The problem -> Any pictures in the records below should be skipped; write out everything else exactly.

Extracted data ->
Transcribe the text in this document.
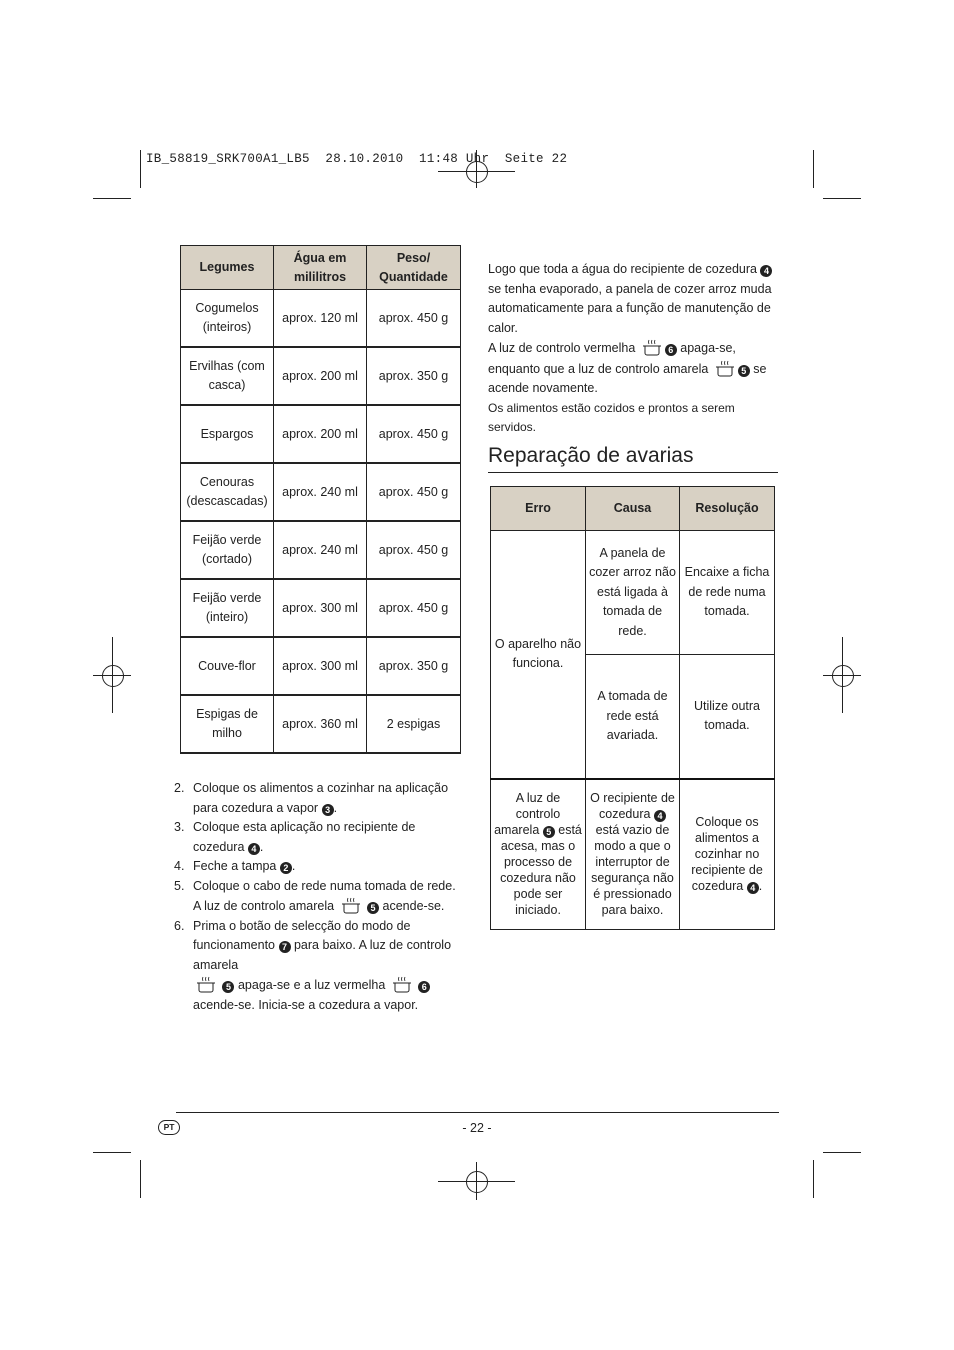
IB_58819_SRK700A1_LB5  28.10.2010  11:48 Uhr  Seite 22
Legumes	Água em mililitros	Peso/ Quantidade
Cogumelos (inteiros)	aprox. 120 ml	aprox. 450 g
Ervilhas (com casca)	aprox. 200 ml	aprox. 350 g
Espargos	aprox. 200 ml	aprox. 450 g
Cenouras (descascadas)	aprox. 240 ml	aprox. 450 g
Feijão verde (cortado)	aprox. 240 ml	aprox. 450 g
Feijão verde (inteiro)	aprox. 300 ml	aprox. 450 g
Couve-flor	aprox. 300 ml	aprox. 350 g
Espigas de milho	aprox. 360 ml	2 espigas
2. Coloque os alimentos a cozinhar na aplicação para cozedura a vapor 3 .
3. Coloque esta aplicação no recipiente de cozedura 4 .
4. Feche a tampa 2 .
5. Coloque o cabo de rede numa tomada de rede. A luz de controlo amarela	5 acende-se.
6. Prima o botão de selecção do modo de funcionamento 7 para baixo. A luz de controlo amarela
5 apaga-se e a luz vermelha	6
acende-se. Inicia-se a cozedura a vapor.

Logo que toda a água do recipiente de cozedura 4 se tenha evaporado, a panela de cozer arroz muda automaticamente para a função de manutenção de calor.

A luz de controlo vermelha	6 apaga-se, enquanto que a luz de controlo amarela	5 se acende novamente.

Os alimentos estão cozidos e prontos a serem servidos.

Reparação de avarias
Erro	Causa	Resolução
O aparelho não funciona.	A panela de cozer arroz não está ligada à tomada de rede.	Encaixe a ficha de rede numa tomada.
	A tomada de rede está avariada.	Utilize outra tomada.
A luz de controlo amarela 5 está acesa, mas o processo de cozedura não pode ser iniciado.	O recipiente de cozedura 4 está vazio de modo a que o interruptor de segurança não é pressionado para baixo.	Coloque os alimentos a cozinhar no recipiente de cozedura 4 .
PT	- 22 -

Solution for this task ->
Transcribe the text in this document.
IB_58819_SRK700A1_LB5  28.10.2010  11:48 Uhr  Seite 22
Legumes	Água em mililitros	Peso/ Quantidade
Cogumelos (inteiros)	aprox. 120 ml	aprox. 450 g
Ervilhas (com casca)	aprox. 200 ml	aprox. 350 g
Espargos	aprox. 200 ml	aprox. 450 g
Cenouras (descascadas)	aprox. 240 ml	aprox. 450 g
Feijão verde (cortado)	aprox. 240 ml	aprox. 450 g
Feijão verde (inteiro)	aprox. 300 ml	aprox. 450 g
Couve-flor	aprox. 300 ml	aprox. 350 g
Espigas de milho	aprox. 360 ml	2 espigas
2. Coloque os alimentos a cozinhar na aplicação para cozedura a vapor 3 .
3. Coloque esta aplicação no recipiente de cozedura 4 .
4. Feche a tampa 2 .
5. Coloque o cabo de rede numa tomada de rede. A luz de controlo amarela	5 acende-se.
6. Prima o botão de selecção do modo de funcionamento 7 para baixo. A luz de controlo amarela
5 apaga-se e a luz vermelha	6
acende-se. Inicia-se a cozedura a vapor.

Logo que toda a água do recipiente de cozedura 4 se tenha evaporado, a panela de cozer arroz muda automaticamente para a função de manutenção de calor.

A luz de controlo vermelha	6 apaga-se, enquanto que a luz de controlo amarela	5 se acende novamente.

Os alimentos estão cozidos e prontos a serem servidos.

Reparação de avarias
Erro	Causa	Resolução
O aparelho não funciona.	A panela de cozer arroz não está ligada à tomada de rede.	Encaixe a ficha de rede numa tomada.
	A tomada de rede está avariada.	Utilize outra tomada.
A luz de controlo amarela 5 está acesa, mas o processo de cozedura não pode ser iniciado.	O recipiente de cozedura 4 está vazio de modo a que o interruptor de segurança não é pressionado para baixo.	Coloque os alimentos a cozinhar no recipiente de cozedura 4 .
PT	- 22 -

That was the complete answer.